Locate all lines with the word "have" and copy them out.

Dataset records
(begin)

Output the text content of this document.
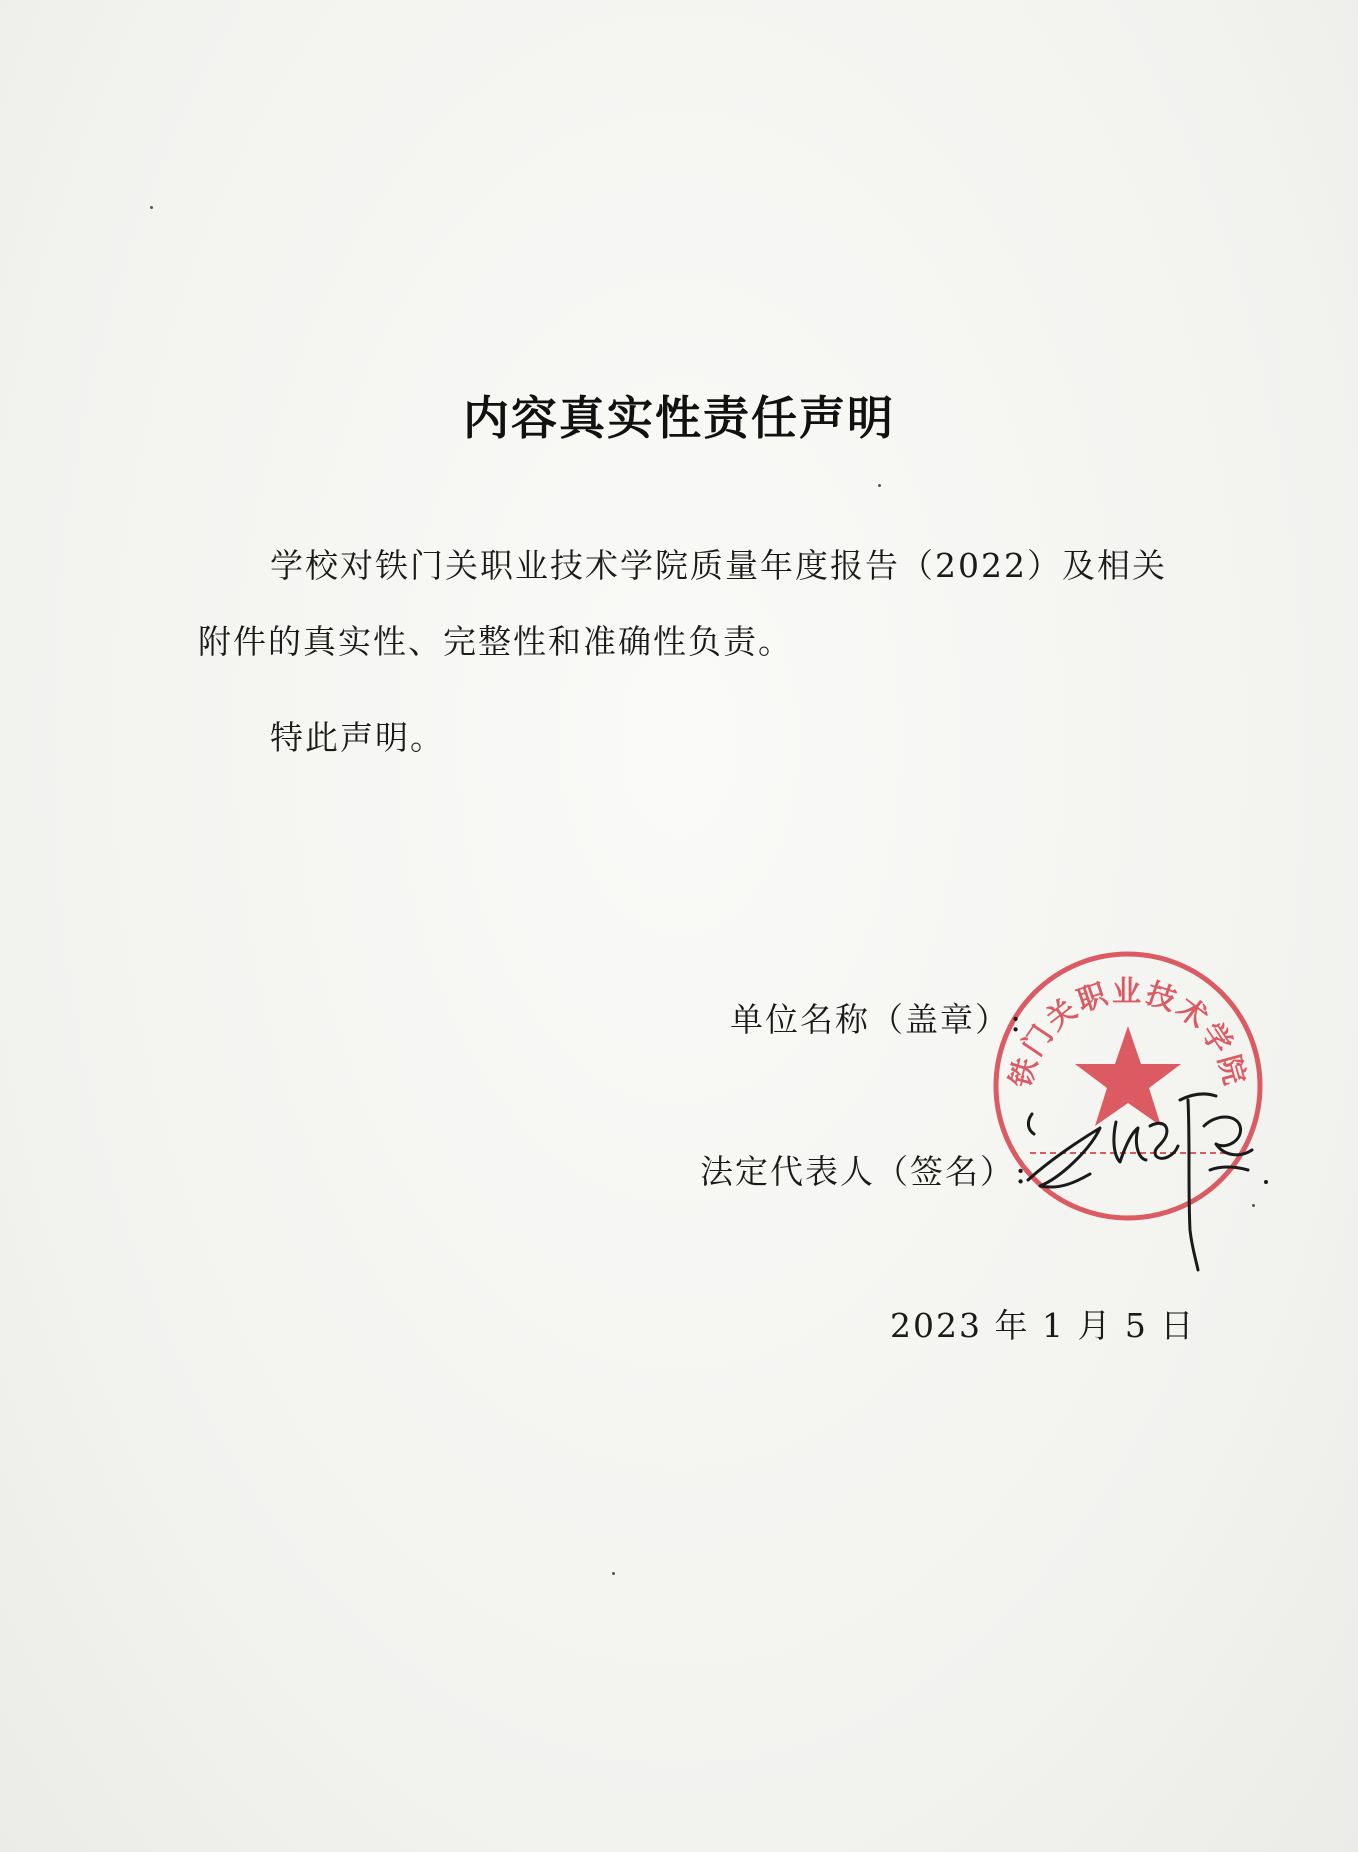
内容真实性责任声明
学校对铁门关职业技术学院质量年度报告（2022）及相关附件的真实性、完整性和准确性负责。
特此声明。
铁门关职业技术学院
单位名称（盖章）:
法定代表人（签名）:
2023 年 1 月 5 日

(end)
(begin)

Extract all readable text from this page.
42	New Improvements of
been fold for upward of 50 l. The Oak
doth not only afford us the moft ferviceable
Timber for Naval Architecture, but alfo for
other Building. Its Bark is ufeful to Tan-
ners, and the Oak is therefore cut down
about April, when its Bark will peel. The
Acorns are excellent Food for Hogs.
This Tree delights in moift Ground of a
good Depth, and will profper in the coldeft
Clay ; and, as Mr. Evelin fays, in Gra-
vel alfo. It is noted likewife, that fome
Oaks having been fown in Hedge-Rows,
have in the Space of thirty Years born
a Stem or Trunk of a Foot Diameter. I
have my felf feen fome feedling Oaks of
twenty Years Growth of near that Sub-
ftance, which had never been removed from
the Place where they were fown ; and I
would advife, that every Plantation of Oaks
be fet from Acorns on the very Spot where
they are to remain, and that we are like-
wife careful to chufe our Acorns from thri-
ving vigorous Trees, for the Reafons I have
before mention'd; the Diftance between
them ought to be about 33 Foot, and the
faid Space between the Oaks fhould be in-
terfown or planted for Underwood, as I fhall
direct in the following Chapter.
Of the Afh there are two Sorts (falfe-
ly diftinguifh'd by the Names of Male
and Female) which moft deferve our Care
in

(end)

## Answer in full
have in the Space of thirty Years born
have my felf feen fome feedling Oaks of
ving vigorous Trees, for the Reafons I have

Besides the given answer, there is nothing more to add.